> Extracted data entries
+++
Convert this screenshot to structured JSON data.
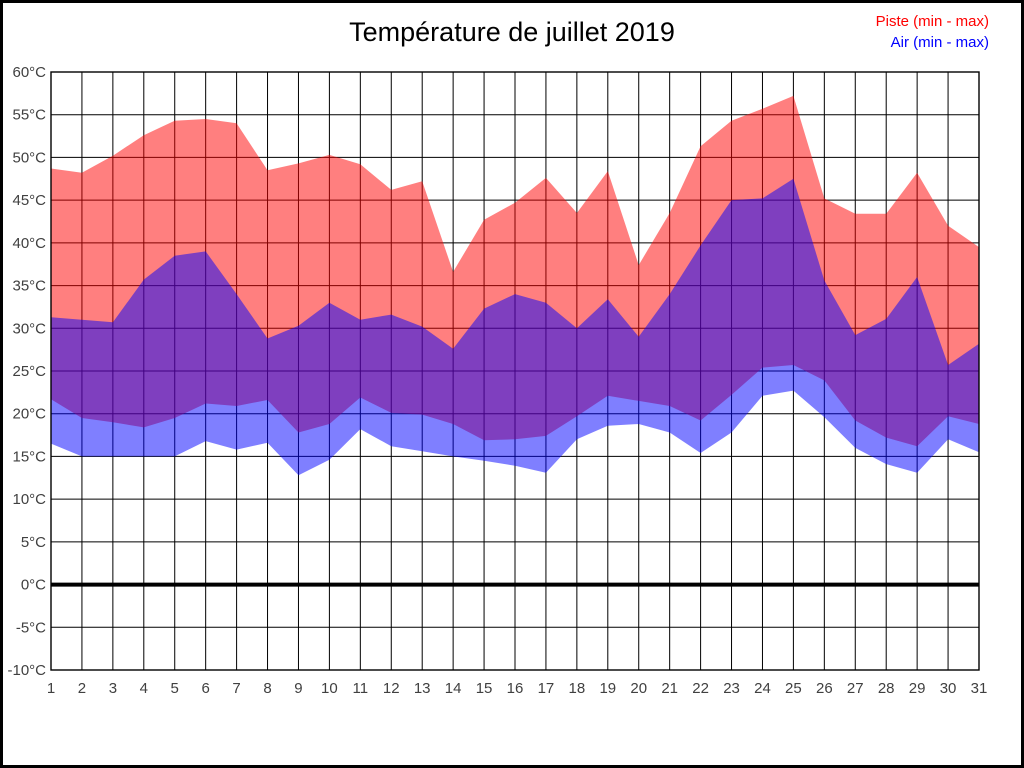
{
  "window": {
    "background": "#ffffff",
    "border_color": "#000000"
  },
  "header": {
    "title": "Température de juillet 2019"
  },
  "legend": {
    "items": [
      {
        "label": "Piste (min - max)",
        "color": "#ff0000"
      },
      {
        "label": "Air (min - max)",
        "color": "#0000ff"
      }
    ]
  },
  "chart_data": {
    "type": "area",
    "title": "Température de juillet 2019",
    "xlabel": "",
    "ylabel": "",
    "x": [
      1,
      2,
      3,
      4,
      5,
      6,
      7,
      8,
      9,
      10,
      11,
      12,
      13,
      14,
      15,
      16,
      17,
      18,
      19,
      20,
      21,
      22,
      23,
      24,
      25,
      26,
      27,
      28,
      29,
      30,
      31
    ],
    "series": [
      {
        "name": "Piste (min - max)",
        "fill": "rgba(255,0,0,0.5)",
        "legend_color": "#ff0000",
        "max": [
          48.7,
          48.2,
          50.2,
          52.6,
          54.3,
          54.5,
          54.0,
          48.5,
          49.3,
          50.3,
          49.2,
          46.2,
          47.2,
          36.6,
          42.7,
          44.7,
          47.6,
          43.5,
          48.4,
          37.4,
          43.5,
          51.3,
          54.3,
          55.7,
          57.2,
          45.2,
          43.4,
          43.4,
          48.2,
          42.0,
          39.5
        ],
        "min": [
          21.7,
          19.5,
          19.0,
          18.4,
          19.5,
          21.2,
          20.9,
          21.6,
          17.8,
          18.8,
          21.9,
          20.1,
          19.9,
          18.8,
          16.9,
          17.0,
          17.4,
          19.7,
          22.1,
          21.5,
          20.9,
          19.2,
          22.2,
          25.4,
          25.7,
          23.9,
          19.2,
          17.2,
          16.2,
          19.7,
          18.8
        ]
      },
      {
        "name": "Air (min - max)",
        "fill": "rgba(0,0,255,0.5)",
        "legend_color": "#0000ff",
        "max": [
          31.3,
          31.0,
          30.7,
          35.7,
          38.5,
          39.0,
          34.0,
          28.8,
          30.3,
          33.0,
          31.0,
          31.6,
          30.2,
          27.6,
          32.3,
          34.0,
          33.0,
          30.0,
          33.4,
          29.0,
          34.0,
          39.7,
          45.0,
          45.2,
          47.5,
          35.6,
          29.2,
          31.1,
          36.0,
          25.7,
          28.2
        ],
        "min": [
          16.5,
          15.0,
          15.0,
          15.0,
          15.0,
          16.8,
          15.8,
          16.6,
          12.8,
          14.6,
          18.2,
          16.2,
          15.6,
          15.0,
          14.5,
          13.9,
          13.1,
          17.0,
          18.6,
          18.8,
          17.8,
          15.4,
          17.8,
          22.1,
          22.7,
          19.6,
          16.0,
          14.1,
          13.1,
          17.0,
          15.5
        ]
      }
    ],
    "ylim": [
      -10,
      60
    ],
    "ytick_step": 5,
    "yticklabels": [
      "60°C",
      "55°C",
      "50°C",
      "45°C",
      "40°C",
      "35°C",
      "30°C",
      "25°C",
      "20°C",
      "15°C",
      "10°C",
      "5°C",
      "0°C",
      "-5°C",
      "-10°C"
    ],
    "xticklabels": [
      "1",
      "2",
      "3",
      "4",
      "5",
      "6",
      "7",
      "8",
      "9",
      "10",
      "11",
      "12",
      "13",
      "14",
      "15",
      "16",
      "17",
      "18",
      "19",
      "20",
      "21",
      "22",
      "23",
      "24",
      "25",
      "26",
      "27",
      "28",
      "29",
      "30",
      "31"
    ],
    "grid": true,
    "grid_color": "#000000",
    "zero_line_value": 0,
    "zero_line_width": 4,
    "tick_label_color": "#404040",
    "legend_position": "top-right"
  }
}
+++
Print the records word for word and exclude any picture they hold.

Convert this screenshot to structured JSON data.
{
  "window": {
    "background": "#ffffff",
    "border_color": "#000000"
  },
  "header": {
    "title": "Température de juillet 2019"
  },
  "legend": {
    "items": [
      {
        "label": "Piste (min - max)",
        "color": "#ff0000"
      },
      {
        "label": "Air (min - max)",
        "color": "#0000ff"
      }
    ]
  },
  "chart_data": {
    "type": "area",
    "title": "Température de juillet 2019",
    "xlabel": "",
    "ylabel": "",
    "x": [
      1,
      2,
      3,
      4,
      5,
      6,
      7,
      8,
      9,
      10,
      11,
      12,
      13,
      14,
      15,
      16,
      17,
      18,
      19,
      20,
      21,
      22,
      23,
      24,
      25,
      26,
      27,
      28,
      29,
      30,
      31
    ],
    "series": [
      {
        "name": "Piste (min - max)",
        "fill": "rgba(255,0,0,0.5)",
        "legend_color": "#ff0000",
        "max": [
          48.7,
          48.2,
          50.2,
          52.6,
          54.3,
          54.5,
          54.0,
          48.5,
          49.3,
          50.3,
          49.2,
          46.2,
          47.2,
          36.6,
          42.7,
          44.7,
          47.6,
          43.5,
          48.4,
          37.4,
          43.5,
          51.3,
          54.3,
          55.7,
          57.2,
          45.2,
          43.4,
          43.4,
          48.2,
          42.0,
          39.5
        ],
        "min": [
          21.7,
          19.5,
          19.0,
          18.4,
          19.5,
          21.2,
          20.9,
          21.6,
          17.8,
          18.8,
          21.9,
          20.1,
          19.9,
          18.8,
          16.9,
          17.0,
          17.4,
          19.7,
          22.1,
          21.5,
          20.9,
          19.2,
          22.2,
          25.4,
          25.7,
          23.9,
          19.2,
          17.2,
          16.2,
          19.7,
          18.8
        ]
      },
      {
        "name": "Air (min - max)",
        "fill": "rgba(0,0,255,0.5)",
        "legend_color": "#0000ff",
        "max": [
          31.3,
          31.0,
          30.7,
          35.7,
          38.5,
          39.0,
          34.0,
          28.8,
          30.3,
          33.0,
          31.0,
          31.6,
          30.2,
          27.6,
          32.3,
          34.0,
          33.0,
          30.0,
          33.4,
          29.0,
          34.0,
          39.7,
          45.0,
          45.2,
          47.5,
          35.6,
          29.2,
          31.1,
          36.0,
          25.7,
          28.2
        ],
        "min": [
          16.5,
          15.0,
          15.0,
          15.0,
          15.0,
          16.8,
          15.8,
          16.6,
          12.8,
          14.6,
          18.2,
          16.2,
          15.6,
          15.0,
          14.5,
          13.9,
          13.1,
          17.0,
          18.6,
          18.8,
          17.8,
          15.4,
          17.8,
          22.1,
          22.7,
          19.6,
          16.0,
          14.1,
          13.1,
          17.0,
          15.5
        ]
      }
    ],
    "ylim": [
      -10,
      60
    ],
    "ytick_step": 5,
    "yticklabels": [
      "60°C",
      "55°C",
      "50°C",
      "45°C",
      "40°C",
      "35°C",
      "30°C",
      "25°C",
      "20°C",
      "15°C",
      "10°C",
      "5°C",
      "0°C",
      "-5°C",
      "-10°C"
    ],
    "xticklabels": [
      "1",
      "2",
      "3",
      "4",
      "5",
      "6",
      "7",
      "8",
      "9",
      "10",
      "11",
      "12",
      "13",
      "14",
      "15",
      "16",
      "17",
      "18",
      "19",
      "20",
      "21",
      "22",
      "23",
      "24",
      "25",
      "26",
      "27",
      "28",
      "29",
      "30",
      "31"
    ],
    "grid": true,
    "grid_color": "#000000",
    "zero_line_value": 0,
    "zero_line_width": 4,
    "tick_label_color": "#404040",
    "legend_position": "top-right"
  }
}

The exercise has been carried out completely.